Set task: All of the material below is to be retyped exactly.

··· Supplied records ···

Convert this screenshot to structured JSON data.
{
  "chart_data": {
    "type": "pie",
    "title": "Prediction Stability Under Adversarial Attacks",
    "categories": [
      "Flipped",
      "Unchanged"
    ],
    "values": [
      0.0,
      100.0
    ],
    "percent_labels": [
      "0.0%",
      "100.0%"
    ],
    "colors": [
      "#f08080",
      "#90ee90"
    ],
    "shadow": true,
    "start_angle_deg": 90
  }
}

···

Solution to the problem:
Convert this screenshot to structured JSON data.
{
  "chart_data": {
    "type": "pie",
    "title": "Prediction Stability Under Adversarial Attacks",
    "categories": [
      "Flipped",
      "Unchanged"
    ],
    "values": [
      0.0,
      100.0
    ],
    "percent_labels": [
      "0.0%",
      "100.0%"
    ],
    "colors": [
      "#f08080",
      "#90ee90"
    ],
    "shadow": true,
    "start_angle_deg": 90
  }
}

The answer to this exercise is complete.